[A block of data]
:::::

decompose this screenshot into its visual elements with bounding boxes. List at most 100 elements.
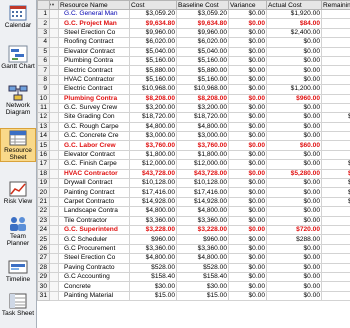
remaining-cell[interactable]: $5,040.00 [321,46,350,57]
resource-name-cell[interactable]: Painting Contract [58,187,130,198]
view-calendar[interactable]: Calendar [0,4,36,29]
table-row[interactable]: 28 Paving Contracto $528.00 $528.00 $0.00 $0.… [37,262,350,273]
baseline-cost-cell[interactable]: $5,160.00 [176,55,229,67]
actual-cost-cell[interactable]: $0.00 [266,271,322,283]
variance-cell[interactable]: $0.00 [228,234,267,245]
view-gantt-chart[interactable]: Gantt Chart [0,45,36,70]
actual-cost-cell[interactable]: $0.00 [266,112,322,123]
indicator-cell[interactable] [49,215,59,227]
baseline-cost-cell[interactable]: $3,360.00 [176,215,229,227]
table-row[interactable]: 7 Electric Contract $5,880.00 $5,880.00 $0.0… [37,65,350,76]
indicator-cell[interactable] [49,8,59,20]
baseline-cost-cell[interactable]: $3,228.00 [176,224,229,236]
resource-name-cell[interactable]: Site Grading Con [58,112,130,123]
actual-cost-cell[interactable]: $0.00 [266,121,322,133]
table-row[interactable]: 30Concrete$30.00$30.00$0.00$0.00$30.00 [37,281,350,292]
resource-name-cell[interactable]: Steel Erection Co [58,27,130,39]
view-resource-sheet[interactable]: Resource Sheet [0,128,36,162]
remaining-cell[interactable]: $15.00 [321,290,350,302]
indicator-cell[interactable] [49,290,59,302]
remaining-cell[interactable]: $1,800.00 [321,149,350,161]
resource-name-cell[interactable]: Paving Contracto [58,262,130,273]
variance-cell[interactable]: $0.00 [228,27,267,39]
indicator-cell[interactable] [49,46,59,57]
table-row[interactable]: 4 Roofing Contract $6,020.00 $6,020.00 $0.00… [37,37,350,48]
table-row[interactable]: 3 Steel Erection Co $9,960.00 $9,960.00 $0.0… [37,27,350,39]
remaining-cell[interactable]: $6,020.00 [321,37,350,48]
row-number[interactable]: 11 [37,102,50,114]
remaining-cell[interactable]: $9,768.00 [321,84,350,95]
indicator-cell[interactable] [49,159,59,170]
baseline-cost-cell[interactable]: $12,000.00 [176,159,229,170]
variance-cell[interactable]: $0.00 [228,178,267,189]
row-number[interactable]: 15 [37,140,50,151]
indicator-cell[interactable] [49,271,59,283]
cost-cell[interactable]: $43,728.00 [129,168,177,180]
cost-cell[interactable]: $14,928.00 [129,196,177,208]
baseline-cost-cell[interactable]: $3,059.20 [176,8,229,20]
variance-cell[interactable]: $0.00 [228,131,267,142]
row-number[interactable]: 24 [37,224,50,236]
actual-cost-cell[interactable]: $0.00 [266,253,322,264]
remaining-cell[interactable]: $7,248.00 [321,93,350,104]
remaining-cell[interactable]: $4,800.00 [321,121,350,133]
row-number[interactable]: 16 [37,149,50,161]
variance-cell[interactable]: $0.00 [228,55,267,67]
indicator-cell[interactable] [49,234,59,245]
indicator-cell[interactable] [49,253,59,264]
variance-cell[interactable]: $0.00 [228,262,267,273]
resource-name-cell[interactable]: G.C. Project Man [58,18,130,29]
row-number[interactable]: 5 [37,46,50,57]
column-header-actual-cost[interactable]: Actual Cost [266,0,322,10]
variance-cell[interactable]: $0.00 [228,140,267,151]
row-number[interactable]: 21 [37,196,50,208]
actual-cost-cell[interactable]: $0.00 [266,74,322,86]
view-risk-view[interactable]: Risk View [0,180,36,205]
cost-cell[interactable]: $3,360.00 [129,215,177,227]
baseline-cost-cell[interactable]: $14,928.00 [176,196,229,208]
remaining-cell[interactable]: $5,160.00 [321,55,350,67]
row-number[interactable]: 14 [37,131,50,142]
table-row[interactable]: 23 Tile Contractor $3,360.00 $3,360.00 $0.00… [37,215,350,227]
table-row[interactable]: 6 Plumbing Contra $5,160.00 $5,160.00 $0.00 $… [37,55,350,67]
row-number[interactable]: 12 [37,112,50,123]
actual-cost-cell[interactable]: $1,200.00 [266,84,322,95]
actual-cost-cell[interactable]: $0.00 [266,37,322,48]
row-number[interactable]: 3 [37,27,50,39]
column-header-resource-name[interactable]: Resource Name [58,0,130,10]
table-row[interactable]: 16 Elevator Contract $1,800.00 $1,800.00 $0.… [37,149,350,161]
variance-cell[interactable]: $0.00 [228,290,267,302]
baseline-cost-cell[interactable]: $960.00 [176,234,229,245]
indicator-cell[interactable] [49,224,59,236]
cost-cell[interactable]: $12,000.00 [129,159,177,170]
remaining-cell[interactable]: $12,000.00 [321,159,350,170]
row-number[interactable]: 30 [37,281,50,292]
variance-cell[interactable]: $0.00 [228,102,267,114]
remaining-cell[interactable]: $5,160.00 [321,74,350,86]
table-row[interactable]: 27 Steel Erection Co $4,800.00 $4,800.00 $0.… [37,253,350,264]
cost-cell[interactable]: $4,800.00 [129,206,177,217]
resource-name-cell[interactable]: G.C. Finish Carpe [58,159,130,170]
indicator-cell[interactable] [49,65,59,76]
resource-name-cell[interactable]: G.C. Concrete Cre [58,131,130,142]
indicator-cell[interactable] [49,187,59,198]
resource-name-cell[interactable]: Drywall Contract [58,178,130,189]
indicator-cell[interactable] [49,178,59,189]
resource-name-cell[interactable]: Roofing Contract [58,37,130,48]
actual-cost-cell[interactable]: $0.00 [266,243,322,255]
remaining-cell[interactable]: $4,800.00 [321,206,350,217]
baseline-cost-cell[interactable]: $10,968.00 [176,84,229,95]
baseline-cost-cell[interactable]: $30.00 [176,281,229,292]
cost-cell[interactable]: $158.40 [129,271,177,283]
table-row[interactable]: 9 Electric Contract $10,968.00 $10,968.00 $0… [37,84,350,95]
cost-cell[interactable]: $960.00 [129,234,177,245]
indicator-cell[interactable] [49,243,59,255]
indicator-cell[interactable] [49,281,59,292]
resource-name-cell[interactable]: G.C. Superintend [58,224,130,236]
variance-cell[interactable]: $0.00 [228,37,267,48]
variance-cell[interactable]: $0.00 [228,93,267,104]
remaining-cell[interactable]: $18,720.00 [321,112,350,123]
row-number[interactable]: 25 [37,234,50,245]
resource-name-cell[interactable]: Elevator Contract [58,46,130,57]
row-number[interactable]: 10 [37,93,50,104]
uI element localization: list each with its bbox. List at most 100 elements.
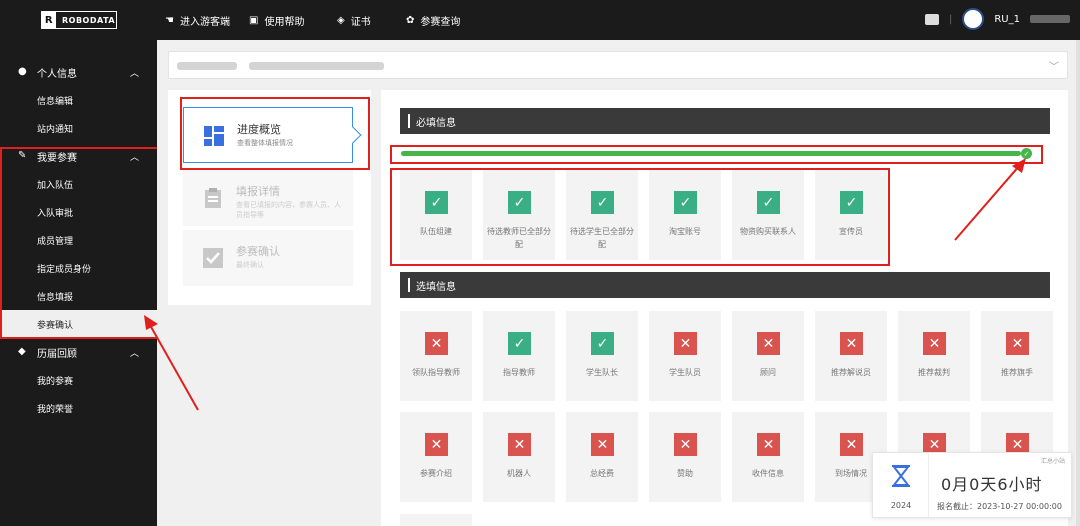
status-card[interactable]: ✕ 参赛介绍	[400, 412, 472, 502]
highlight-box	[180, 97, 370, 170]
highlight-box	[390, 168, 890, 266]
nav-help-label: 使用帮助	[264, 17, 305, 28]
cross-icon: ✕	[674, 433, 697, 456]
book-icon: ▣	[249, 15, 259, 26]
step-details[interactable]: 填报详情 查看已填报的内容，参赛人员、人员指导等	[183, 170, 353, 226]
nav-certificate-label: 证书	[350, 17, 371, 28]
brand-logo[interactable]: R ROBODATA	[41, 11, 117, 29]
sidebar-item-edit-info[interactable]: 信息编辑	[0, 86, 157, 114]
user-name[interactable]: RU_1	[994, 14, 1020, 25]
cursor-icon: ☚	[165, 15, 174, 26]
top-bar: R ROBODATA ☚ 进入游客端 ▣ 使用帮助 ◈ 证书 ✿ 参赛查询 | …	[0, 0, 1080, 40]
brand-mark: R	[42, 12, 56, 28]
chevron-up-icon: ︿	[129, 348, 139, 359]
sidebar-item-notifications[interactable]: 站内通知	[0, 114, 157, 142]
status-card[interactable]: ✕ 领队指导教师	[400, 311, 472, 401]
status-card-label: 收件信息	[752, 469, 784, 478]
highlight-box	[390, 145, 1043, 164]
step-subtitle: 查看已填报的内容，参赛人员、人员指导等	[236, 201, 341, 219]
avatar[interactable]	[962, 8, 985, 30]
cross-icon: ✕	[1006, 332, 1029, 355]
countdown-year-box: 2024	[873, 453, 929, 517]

:::::

**Task prompt:** From the entries above, extract word for word the lines starting with the one that contains "remaining-cell[interactable]: $5,040.00 [321,46,350,57]" and ending with the one that contains "view-resource-sheet[interactable]: Resource Sheet". Include both of those lines.

**Solution to the problem:**
remaining-cell[interactable]: $5,040.00 [321,46,350,57]
resource-name-cell[interactable]: Painting Contract [58,187,130,198]
view-calendar[interactable]: Calendar [0,4,36,29]
table-row[interactable]: 28 Paving Contracto $528.00 $528.00 $0.00 $0.… [37,262,350,273]
baseline-cost-cell[interactable]: $5,160.00 [176,55,229,67]
actual-cost-cell[interactable]: $0.00 [266,271,322,283]
variance-cell[interactable]: $0.00 [228,234,267,245]
view-gantt-chart[interactable]: Gantt Chart [0,45,36,70]
actual-cost-cell[interactable]: $0.00 [266,112,322,123]
indicator-cell[interactable] [49,215,59,227]
baseline-cost-cell[interactable]: $3,360.00 [176,215,229,227]
table-row[interactable]: 7 Electric Contract $5,880.00 $5,880.00 $0.0… [37,65,350,76]
indicator-cell[interactable] [49,8,59,20]
baseline-cost-cell[interactable]: $3,228.00 [176,224,229,236]
resource-name-cell[interactable]: Site Grading Con [58,112,130,123]
actual-cost-cell[interactable]: $0.00 [266,121,322,133]
table-row[interactable]: 30Concrete$30.00$30.00$0.00$0.00$30.00 [37,281,350,292]
resource-name-cell[interactable]: Steel Erection Co [58,27,130,39]
view-resource-sheet[interactable]: Resource Sheet [0,128,36,162]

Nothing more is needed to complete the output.